Objective
In the records below, find each line with the word "science" and copy it.

Excerpted data
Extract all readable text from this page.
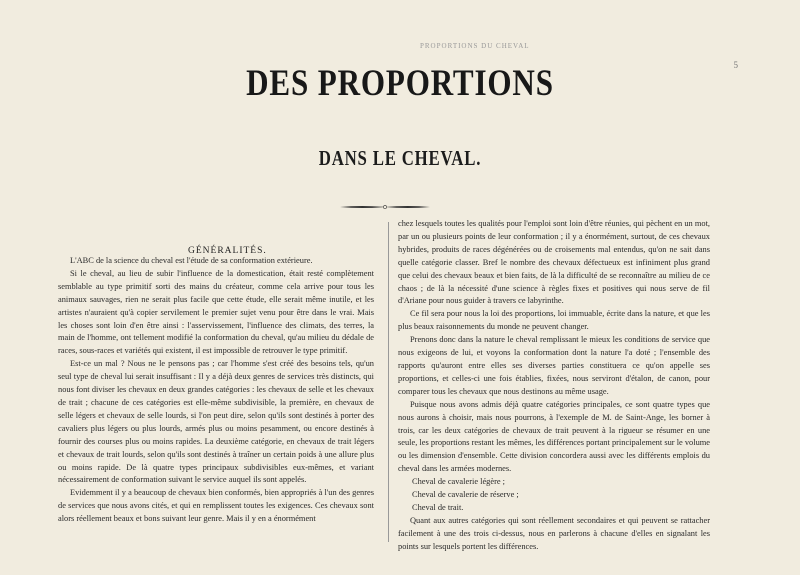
PROPORTIONS DU CHEVAL
5
DES PROPORTIONS
DANS LE CHEVAL.
GÉNÉRALITÉS.

L'ABC de la science du cheval est l'étude de sa conformation extérieure.

Si le cheval, au lieu de subir l'influence de la domestication, était resté complètement semblable au type primitif sorti des mains du créateur, comme cela arrive pour tous les animaux sauvages, rien ne serait plus facile que cette étude, elle serait même inutile, et les artistes n'auraient qu'à copier servilement le premier sujet venu pour être dans le vrai. Mais les choses sont loin d'en être ainsi : l'asservissement, l'influence des climats, des terres, la main de l'homme, ont tellement modifié la conformation du cheval, qu'au milieu du dédale de races, sous-races et variétés qui existent, il est impossible de retrouver le type primitif.

Est-ce un mal ? Nous ne le pensons pas ; car l'homme s'est créé des besoins tels, qu'un seul type de cheval lui serait insuffisant : Il y a déjà deux genres de services très distincts, qui nous font diviser les chevaux en deux grandes catégories : les chevaux de selle et les chevaux de trait ; chacune de ces catégories est elle-même subdivisible, la première, en chevaux de selle légers et chevaux de selle lourds, si l'on peut dire, selon qu'ils sont destinés à porter des cavaliers plus légers ou plus lourds, armés plus ou moins pesamment, ou encore destinés à fournir des courses plus ou moins rapides. La deuxième catégorie, en chevaux de trait légers et chevaux de trait lourds, selon qu'ils sont destinés à traîner un certain poids à une allure plus ou moins rapide. De là quatre types principaux subdivisibles eux-mêmes, et variant nécessairement de conformation suivant le service auquel ils sont appelés.

Evidemment il y a beaucoup de chevaux bien conformés, bien appropriés à l'un des genres de services que nous avons cités, et qui en remplissent toutes les exigences. Ces chevaux sont alors réellement beaux et bons suivant leur genre. Mais il y en a énormément

chez lesquels toutes les qualités pour l'emploi sont loin d'être réunies, qui pèchent en un mot, par un ou plusieurs points de leur conformation ; il y a énormément, surtout, de ces chevaux hybrides, produits de races dégénérées ou de croisements mal entendus, qu'on ne sait dans quelle catégorie classer. Bref le nombre des chevaux défectueux est infiniment plus grand que celui des chevaux beaux et bien faits, de là la difficulté de se reconnaître au milieu de ce chaos ; de là la nécessité d'une science à règles fixes et positives qui nous serve de fil d'Ariane pour nous guider à travers ce labyrinthe.

Ce fil sera pour nous la loi des proportions, loi immuable, écrite dans la nature, et que les plus beaux raisonnements du monde ne peuvent changer.

Prenons donc dans la nature le cheval remplissant le mieux les conditions de service que nous exigeons de lui, et voyons la conformation dont la nature l'a doté ; l'ensemble des rapports qu'auront entre elles ses diverses parties constituera ce qu'on appelle ses proportions, et celles-ci une fois établies, fixées, nous serviront d'étalon, de canon, pour comparer tous les chevaux que nous destinons au même usage.

Puisque nous avons admis déjà quatre catégories principales, ce sont quatre types que nous aurons à choisir, mais nous pourrons, à l'exemple de M. de Saint-Ange, les borner à trois, car les deux catégories de chevaux de trait peuvent à la rigueur se résumer en une seule, les proportions restant les mêmes, les différences portant principalement sur le volume ou les dimension d'ensemble. Cette division concordera aussi avec les différents emplois du cheval dans les armées modernes.

Cheval de cavalerie légère ;

Cheval de cavalerie de réserve ;

Cheval de trait.

Quant aux autres catégories qui sont réellement secondaires et qui peuvent se rattacher facilement à une des trois ci-dessus, nous en parlerons à chacune d'elles en signalant les points sur lesquels portent les différences.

In response
L'ABC de la science du cheval est l'étude de sa conformation extérieure.
chez lesquels toutes les qualités pour l'emploi sont loin d'être réunies, qui pèchent en un mot, par un ou plusieurs points de leur conformation ; il y a énormément, surtout, de ces chevaux hybrides, produits de races dégénérées ou de croisements mal entendus, qu'on ne sait dans quelle catégorie classer. Bref le nombre des chevaux défectueux est infiniment plus grand que celui des chevaux beaux et bien faits, de là la difficulté de se reconnaître au milieu de ce chaos ; de là la nécessité d'une science à règles fixes et positives qui nous serve de fil d'Ariane pour nous guider à travers ce labyrinthe.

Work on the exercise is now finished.